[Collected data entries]

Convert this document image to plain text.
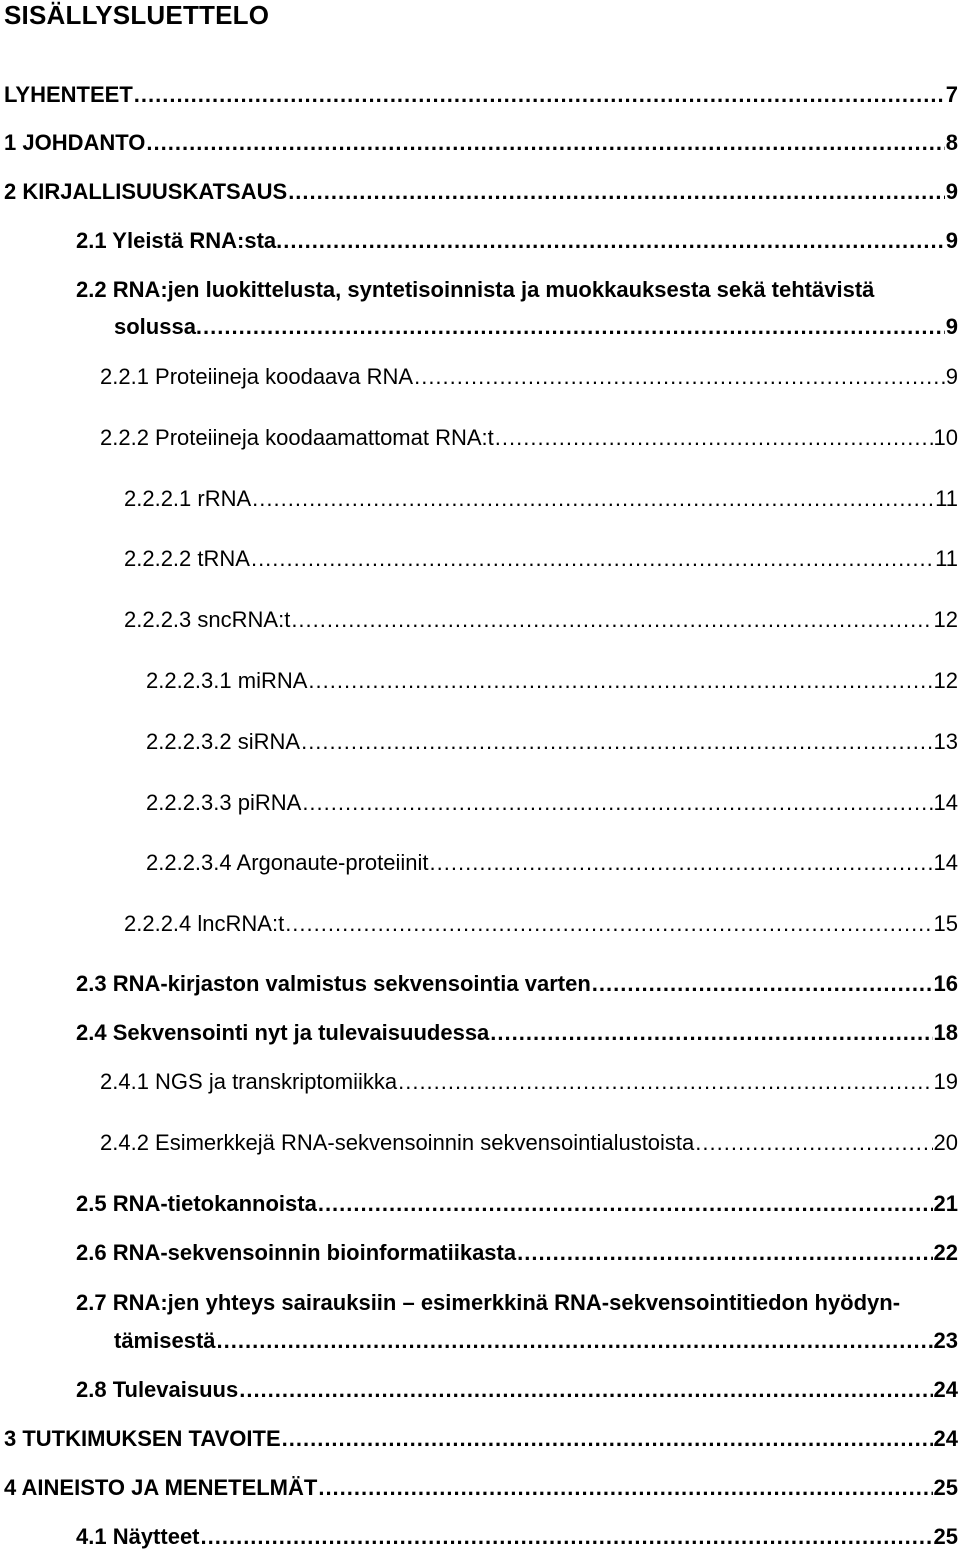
SISÄLLYSLUETTELO
LYHENTEET .....	7
1 JOHDANTO .....	8
2 KIRJALLISUUSKATSAUS .....	9
2.1 Yleistä RNA:sta. .....	9
2.2 RNA:jen luokittelusta, syntetisoinnista ja muokkauksesta sekä tehtävistä
solussa. .....	9
2.2.1 Proteiineja koodaava RNA .....	9
2.2.2 Proteiineja koodaamattomat RNA:t .....	10
2.2.2.1 rRNA .....	11
2.2.2.2 tRNA .....	11
2.2.2.3 sncRNA:t .....	12
2.2.2.3.1 miRNA .....	12
2.2.2.3.2 siRNA .....	13
2.2.2.3.3 piRNA .....	14
2.2.2.3.4 Argonaute-proteiinit .....	14
2.2.2.4 lncRNA:t .....	15
2.3 RNA-kirjaston valmistus sekvensointia varten .....	16
2.4 Sekvensointi nyt ja tulevaisuudessa .....	18
2.4.1 NGS ja transkriptomiikka .....	19
2.4.2 Esimerkkejä RNA-sekvensoinnin sekvensointialustoista .....	20
2.5 RNA-tietokannoista .....	21
2.6 RNA-sekvensoinnin bioinformatiikasta .....	22
2.7 RNA:jen yhteys sairauksiin – esimerkkinä RNA-sekvensointitiedon hyödyn-
tämisestä .....	23
2.8 Tulevaisuus .....	24
3 TUTKIMUKSEN TAVOITE .....	24
4 AINEISTO JA MENETELMÄT .....	25
4.1 Näytteet .....	25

PROBLEM TO WORK ON
Search the data for "Proteiineja" and list every line in which it occurs.

IN RESPONSE
2.2.1 Proteiineja koodaava RNA .....	9
2.2.2 Proteiineja koodaamattomat RNA:t .....	10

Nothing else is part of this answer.